##### Data for processing

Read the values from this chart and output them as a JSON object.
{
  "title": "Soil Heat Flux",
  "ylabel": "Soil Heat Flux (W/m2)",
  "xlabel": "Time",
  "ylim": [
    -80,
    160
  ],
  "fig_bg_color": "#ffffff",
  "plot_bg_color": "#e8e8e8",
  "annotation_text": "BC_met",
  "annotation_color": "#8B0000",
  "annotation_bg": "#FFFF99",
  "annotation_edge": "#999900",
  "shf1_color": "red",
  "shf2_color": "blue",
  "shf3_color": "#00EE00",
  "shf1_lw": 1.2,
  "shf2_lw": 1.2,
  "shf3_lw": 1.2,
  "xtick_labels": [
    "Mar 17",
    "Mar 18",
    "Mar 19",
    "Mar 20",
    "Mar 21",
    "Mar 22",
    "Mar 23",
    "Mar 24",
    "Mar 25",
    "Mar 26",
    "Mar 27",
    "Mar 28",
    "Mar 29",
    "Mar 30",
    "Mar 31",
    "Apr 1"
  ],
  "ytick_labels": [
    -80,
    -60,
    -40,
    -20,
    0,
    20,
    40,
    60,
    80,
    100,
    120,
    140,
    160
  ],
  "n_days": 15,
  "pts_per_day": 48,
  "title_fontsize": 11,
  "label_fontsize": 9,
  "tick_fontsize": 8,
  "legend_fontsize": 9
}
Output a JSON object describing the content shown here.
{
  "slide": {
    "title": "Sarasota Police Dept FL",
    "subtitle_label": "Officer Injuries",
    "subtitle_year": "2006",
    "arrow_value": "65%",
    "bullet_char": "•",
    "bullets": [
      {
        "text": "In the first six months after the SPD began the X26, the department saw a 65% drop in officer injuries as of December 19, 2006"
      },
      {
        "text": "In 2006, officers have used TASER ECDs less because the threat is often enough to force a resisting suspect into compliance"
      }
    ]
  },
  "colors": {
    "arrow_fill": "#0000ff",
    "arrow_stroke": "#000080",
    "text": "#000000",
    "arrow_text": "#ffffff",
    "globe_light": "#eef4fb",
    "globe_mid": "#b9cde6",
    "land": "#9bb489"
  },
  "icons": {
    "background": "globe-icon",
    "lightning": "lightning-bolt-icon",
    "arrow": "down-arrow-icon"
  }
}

##########

**What is asked**. Locate the string "JSON" in the listing above and copy every line where it occurs.

**Final result**.
Read the values from this chart and output them as a JSON object.
Output a JSON object describing the content shown here.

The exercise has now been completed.